── RECORD LIST

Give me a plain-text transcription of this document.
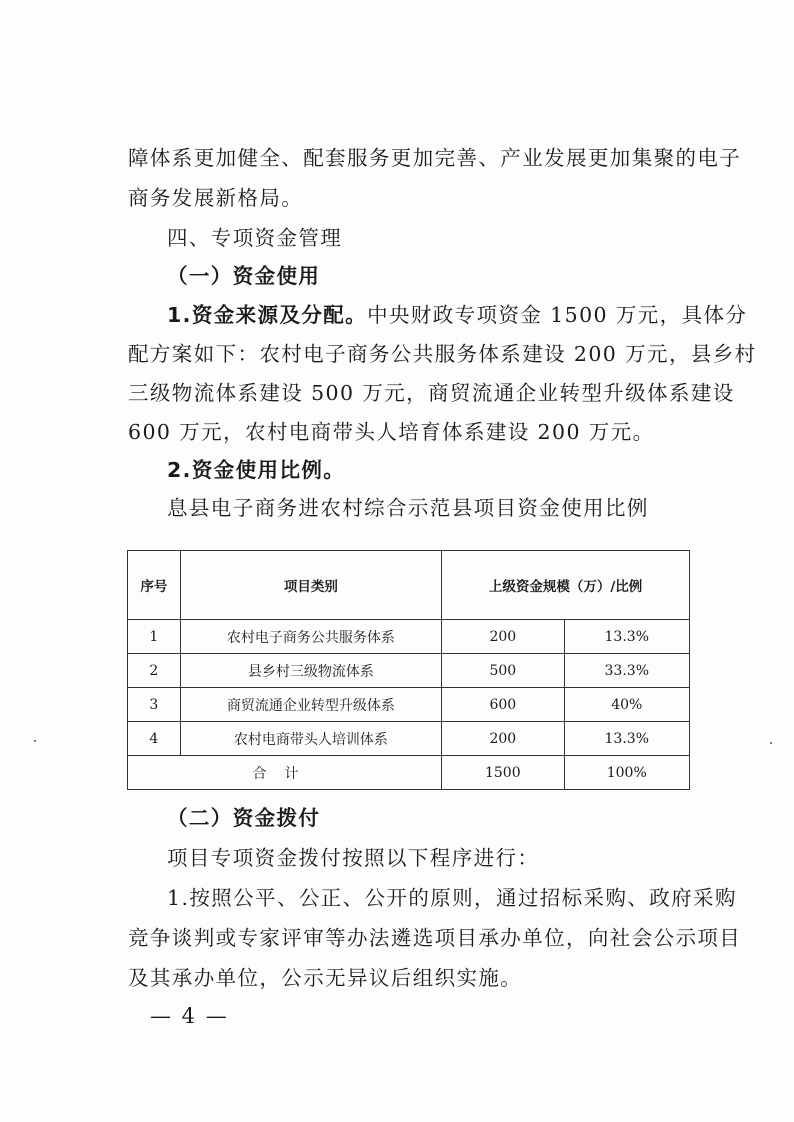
障体系更加健全、配套服务更加完善、产业发展更加集聚的电子
商务发展新格局。
四、专项资金管理
（一）资金使用
1.资金来源及分配。中央财政专项资金 1500 万元，具体分
配方案如下：农村电子商务公共服务体系建设 200 万元，县乡村
三级物流体系建设 500 万元，商贸流通企业转型升级体系建设
600 万元，农村电商带头人培育体系建设 200 万元。
2.资金使用比例。
息县电子商务进农村综合示范县项目资金使用比例
序号	项目类别	上级资金规模（万）/比例	
1	农村电子商务公共服务体系	200	13.3%
2	县乡村三级物流体系	500	33.3%
3	商贸流通企业转型升级体系	600	40%
4	农村电商带头人培训体系	200	13.3%
合计		1500	100%
（二）资金拨付
项目专项资金拨付按照以下程序进行：
1.按照公平、公正、公开的原则，通过招标采购、政府采购
竞争谈判或专家评审等办法遴选项目承办单位，向社会公示项目
及其承办单位，公示无异议后组织实施。
— 4 —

────

* _WRITTEN EXERCISE_
Copy each line in full and exactly, omitting any picture.

* _FULL RESPONSE_
Give me a plain-text transcription of this document.
障体系更加健全、配套服务更加完善、产业发展更加集聚的电子
商务发展新格局。
四、专项资金管理
（一）资金使用
1.资金来源及分配。中央财政专项资金 1500 万元，具体分
配方案如下：农村电子商务公共服务体系建设 200 万元，县乡村
三级物流体系建设 500 万元，商贸流通企业转型升级体系建设
600 万元，农村电商带头人培育体系建设 200 万元。
2.资金使用比例。
息县电子商务进农村综合示范县项目资金使用比例
序号	项目类别	上级资金规模（万）/比例	
1	农村电子商务公共服务体系	200	13.3%
2	县乡村三级物流体系	500	33.3%
3	商贸流通企业转型升级体系	600	40%
4	农村电商带头人培训体系	200	13.3%
合计		1500	100%
（二）资金拨付
项目专项资金拨付按照以下程序进行：
1.按照公平、公正、公开的原则，通过招标采购、政府采购
竞争谈判或专家评审等办法遴选项目承办单位，向社会公示项目
及其承办单位，公示无异议后组织实施。
— 4 —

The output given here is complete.